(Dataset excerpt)
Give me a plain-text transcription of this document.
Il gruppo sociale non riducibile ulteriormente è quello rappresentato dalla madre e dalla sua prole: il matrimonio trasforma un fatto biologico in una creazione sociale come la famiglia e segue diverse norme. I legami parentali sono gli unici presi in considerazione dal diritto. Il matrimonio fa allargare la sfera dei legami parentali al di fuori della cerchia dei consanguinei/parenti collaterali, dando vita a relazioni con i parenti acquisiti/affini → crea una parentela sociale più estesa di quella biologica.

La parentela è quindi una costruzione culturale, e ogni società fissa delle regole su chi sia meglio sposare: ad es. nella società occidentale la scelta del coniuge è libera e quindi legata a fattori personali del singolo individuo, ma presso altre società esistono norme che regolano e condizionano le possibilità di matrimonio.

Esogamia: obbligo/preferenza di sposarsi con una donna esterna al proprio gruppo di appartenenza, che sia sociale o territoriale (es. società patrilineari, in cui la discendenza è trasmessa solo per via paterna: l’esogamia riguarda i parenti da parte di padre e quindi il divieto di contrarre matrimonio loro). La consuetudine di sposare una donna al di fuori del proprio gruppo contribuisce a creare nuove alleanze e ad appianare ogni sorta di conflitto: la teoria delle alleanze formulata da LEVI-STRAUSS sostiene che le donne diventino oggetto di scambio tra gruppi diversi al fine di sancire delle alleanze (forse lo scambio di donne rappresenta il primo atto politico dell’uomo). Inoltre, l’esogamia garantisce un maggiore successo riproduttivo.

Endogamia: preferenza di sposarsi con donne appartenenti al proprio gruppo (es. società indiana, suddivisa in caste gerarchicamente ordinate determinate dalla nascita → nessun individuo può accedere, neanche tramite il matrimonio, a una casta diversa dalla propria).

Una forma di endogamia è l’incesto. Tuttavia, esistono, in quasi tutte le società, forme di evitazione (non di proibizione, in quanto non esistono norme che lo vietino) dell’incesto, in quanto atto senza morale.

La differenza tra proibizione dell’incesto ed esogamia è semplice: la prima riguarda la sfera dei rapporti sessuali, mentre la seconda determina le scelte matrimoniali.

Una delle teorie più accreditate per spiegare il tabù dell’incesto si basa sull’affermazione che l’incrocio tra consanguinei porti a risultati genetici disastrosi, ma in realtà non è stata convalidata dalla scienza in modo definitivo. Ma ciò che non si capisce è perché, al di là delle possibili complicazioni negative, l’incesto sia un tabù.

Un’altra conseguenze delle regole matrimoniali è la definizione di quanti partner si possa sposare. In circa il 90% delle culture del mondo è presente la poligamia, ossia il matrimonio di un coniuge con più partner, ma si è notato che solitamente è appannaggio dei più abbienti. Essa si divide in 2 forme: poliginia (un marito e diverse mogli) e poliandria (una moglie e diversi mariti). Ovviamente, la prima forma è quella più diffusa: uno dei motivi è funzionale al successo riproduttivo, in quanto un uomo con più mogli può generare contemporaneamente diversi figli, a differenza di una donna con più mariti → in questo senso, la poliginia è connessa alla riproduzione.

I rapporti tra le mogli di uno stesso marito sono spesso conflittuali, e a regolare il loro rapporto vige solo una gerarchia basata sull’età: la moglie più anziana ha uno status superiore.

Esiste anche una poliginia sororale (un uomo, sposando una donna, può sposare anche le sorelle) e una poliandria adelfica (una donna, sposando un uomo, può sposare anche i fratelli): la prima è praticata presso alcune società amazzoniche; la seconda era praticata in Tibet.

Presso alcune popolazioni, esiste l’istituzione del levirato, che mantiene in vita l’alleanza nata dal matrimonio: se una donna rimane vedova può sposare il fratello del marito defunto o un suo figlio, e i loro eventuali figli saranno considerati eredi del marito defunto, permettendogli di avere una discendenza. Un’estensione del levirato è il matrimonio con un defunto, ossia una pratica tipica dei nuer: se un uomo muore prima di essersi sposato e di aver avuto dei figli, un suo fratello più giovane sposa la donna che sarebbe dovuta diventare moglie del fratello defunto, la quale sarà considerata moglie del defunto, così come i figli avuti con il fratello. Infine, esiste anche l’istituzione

■ Exercise details
Write out every entry verbatim.

■ Final answer
Give me a plain-text transcription of this document.
Il gruppo sociale non riducibile ulteriormente è quello rappresentato dalla madre e dalla sua prole: il matrimonio trasforma un fatto biologico in una creazione sociale come la famiglia e segue diverse norme. I legami parentali sono gli unici presi in considerazione dal diritto. Il matrimonio fa allargare la sfera dei legami parentali al di fuori della cerchia dei consanguinei/parenti collaterali, dando vita a relazioni con i parenti acquisiti/affini → crea una parentela sociale più estesa di quella biologica.

La parentela è quindi una costruzione culturale, e ogni società fissa delle regole su chi sia meglio sposare: ad es. nella società occidentale la scelta del coniuge è libera e quindi legata a fattori personali del singolo individuo, ma presso altre società esistono norme che regolano e condizionano le possibilità di matrimonio.

Esogamia: obbligo/preferenza di sposarsi con una donna esterna al proprio gruppo di appartenenza, che sia sociale o territoriale (es. società patrilineari, in cui la discendenza è trasmessa solo per via paterna: l’esogamia riguarda i parenti da parte di padre e quindi il divieto di contrarre matrimonio loro). La consuetudine di sposare una donna al di fuori del proprio gruppo contribuisce a creare nuove alleanze e ad appianare ogni sorta di conflitto: la teoria delle alleanze formulata da LEVI-STRAUSS sostiene che le donne diventino oggetto di scambio tra gruppi diversi al fine di sancire delle alleanze (forse lo scambio di donne rappresenta il primo atto politico dell’uomo). Inoltre, l’esogamia garantisce un maggiore successo riproduttivo.

Endogamia: preferenza di sposarsi con donne appartenenti al proprio gruppo (es. società indiana, suddivisa in caste gerarchicamente ordinate determinate dalla nascita → nessun individuo può accedere, neanche tramite il matrimonio, a una casta diversa dalla propria).

Una forma di endogamia è l’incesto. Tuttavia, esistono, in quasi tutte le società, forme di evitazione (non di proibizione, in quanto non esistono norme che lo vietino) dell’incesto, in quanto atto senza morale.

La differenza tra proibizione dell’incesto ed esogamia è semplice: la prima riguarda la sfera dei rapporti sessuali, mentre la seconda determina le scelte matrimoniali.

Una delle teorie più accreditate per spiegare il tabù dell’incesto si basa sull’affermazione che l’incrocio tra consanguinei porti a risultati genetici disastrosi, ma in realtà non è stata convalidata dalla scienza in modo definitivo. Ma ciò che non si capisce è perché, al di là delle possibili complicazioni negative, l’incesto sia un tabù.

Un’altra conseguenze delle regole matrimoniali è la definizione di quanti partner si possa sposare. In circa il 90% delle culture del mondo è presente la poligamia, ossia il matrimonio di un coniuge con più partner, ma si è notato che solitamente è appannaggio dei più abbienti. Essa si divide in 2 forme: poliginia (un marito e diverse mogli) e poliandria (una moglie e diversi mariti). Ovviamente, la prima forma è quella più diffusa: uno dei motivi è funzionale al successo riproduttivo, in quanto un uomo con più mogli può generare contemporaneamente diversi figli, a differenza di una donna con più mariti → in questo senso, la poliginia è connessa alla riproduzione.

I rapporti tra le mogli di uno stesso marito sono spesso conflittuali, e a regolare il loro rapporto vige solo una gerarchia basata sull’età: la moglie più anziana ha uno status superiore.

Esiste anche una poliginia sororale (un uomo, sposando una donna, può sposare anche le sorelle) e una poliandria adelfica (una donna, sposando un uomo, può sposare anche i fratelli): la prima è praticata presso alcune società amazzoniche; la seconda era praticata in Tibet.

Presso alcune popolazioni, esiste l’istituzione del levirato, che mantiene in vita l’alleanza nata dal matrimonio: se una donna rimane vedova può sposare il fratello del marito defunto o un suo figlio, e i loro eventuali figli saranno considerati eredi del marito defunto, permettendogli di avere una discendenza. Un’estensione del levirato è il matrimonio con un defunto, ossia una pratica tipica dei nuer: se un uomo muore prima di essersi sposato e di aver avuto dei figli, un suo fratello più giovane sposa la donna che sarebbe dovuta diventare moglie del fratello defunto, la quale sarà considerata moglie del defunto, così come i figli avuti con il fratello. Infine, esiste anche l’istituzione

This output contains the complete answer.